───── GIVEN PASSAGE
Governor Charlie Baker’s administration has drafted plans for the biggest overhaul of the state’s Medicaid program in two decades, changing the way doctors and hospitals are paid in an effort to rein in soaring costs.
Known as MassHealth, the program provides health coverage to about 1.8 million low-income people and accounts for the single biggest chunk of state spending. Without significant changes, administration officials say, the costs of MassHealth will continue to grow faster than state revenues, squeezing out other important programs.
Their solution is to move MassHealth away from a system that predominantly pays for each medical service provided. Instead, the administration wants to more widely implement a model known as accountable care, in which doctors and hospitals are paid set budgets to treat patients.
The idea is to compensate health care providers to coordinate care for patients, which could help cut much of the waste and unnecessary hospital visits that bloat the costs of the current fee-for-service system. State and federal officials and many analysts argue that accountable care (also called alternative or value-based payment models) can improve patient care even while containing spending.
──────────
Output the entire MassHealth text above, copying it word for word.
───── SUPPLIED DATA
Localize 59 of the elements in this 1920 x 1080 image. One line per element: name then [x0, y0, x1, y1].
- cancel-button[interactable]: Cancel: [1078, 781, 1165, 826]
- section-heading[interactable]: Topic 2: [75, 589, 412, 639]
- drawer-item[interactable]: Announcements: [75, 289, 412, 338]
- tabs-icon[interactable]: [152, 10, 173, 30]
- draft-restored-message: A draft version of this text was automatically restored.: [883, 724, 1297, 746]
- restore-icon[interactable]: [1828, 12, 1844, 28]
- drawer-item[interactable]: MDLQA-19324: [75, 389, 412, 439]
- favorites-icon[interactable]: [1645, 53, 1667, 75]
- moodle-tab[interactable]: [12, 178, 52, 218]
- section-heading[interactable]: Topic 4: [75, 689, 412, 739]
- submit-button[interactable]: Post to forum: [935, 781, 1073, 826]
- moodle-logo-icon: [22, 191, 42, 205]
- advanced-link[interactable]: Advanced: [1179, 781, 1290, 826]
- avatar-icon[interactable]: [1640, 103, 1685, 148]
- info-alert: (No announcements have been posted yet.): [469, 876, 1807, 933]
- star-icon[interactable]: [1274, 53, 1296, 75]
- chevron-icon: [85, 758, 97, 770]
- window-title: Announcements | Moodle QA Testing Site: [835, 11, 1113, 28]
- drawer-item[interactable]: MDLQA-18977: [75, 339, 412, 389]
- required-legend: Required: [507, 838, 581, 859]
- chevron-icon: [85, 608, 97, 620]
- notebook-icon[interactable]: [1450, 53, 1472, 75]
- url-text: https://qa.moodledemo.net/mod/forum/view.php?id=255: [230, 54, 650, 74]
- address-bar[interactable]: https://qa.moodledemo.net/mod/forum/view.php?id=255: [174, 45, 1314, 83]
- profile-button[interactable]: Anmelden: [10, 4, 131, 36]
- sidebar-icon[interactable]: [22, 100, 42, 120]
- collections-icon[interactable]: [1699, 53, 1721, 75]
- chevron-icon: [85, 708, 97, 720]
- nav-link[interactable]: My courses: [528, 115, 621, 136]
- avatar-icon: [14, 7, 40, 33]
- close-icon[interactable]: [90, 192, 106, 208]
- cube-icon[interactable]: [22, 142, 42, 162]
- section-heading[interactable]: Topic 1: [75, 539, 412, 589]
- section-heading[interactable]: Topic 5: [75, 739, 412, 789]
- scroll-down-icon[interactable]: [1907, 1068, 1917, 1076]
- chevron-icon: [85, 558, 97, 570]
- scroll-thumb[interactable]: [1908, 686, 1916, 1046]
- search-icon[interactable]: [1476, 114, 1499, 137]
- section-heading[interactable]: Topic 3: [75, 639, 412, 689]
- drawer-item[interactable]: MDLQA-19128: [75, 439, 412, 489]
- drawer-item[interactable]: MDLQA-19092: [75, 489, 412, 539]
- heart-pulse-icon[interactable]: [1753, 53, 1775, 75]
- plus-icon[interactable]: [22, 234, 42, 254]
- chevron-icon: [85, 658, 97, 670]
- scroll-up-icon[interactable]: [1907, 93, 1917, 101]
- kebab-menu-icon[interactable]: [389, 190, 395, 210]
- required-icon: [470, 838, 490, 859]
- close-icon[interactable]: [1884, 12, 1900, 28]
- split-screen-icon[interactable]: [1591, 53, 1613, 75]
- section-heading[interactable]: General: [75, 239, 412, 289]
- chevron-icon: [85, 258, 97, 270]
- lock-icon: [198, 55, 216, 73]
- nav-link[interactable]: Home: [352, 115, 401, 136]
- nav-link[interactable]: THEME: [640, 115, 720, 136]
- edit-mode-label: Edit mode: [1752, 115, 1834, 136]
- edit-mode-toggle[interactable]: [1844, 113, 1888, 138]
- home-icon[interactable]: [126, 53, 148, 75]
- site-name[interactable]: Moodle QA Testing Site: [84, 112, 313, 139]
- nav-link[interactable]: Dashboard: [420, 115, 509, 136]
──────────
## EXPECTED OUTPUT
Governor Charlie Baker’s administration has drafted plans for the biggest overhaul of the state’s Medicaid program in two decades, changing the way doctors and hospitals are paid in an effort to rein in soaring costs.
Known as MassHealth, the program provides health coverage to about 1.8 million low-income people and accounts for the single biggest chunk of state spending. Without significant changes, administration officials say, the costs of MassHealth will continue to grow faster than state revenues, squeezing out other important programs.
Their solution is to move MassHealth away from a system that predominantly pays for each medical service provided. Instead, the administration wants to more widely implement a model known as accountable care, in which doctors and hospitals are paid set budgets to treat patients.
The idea is to compensate health care providers to coordinate care for patients, which could help cut much of the waste and unnecessary hospital visits that bloat the costs of the current fee-for-service system. State and federal officials and many analysts argue that accountable care (also called alternative or value-based payment models) can improve patient care even while containing spending.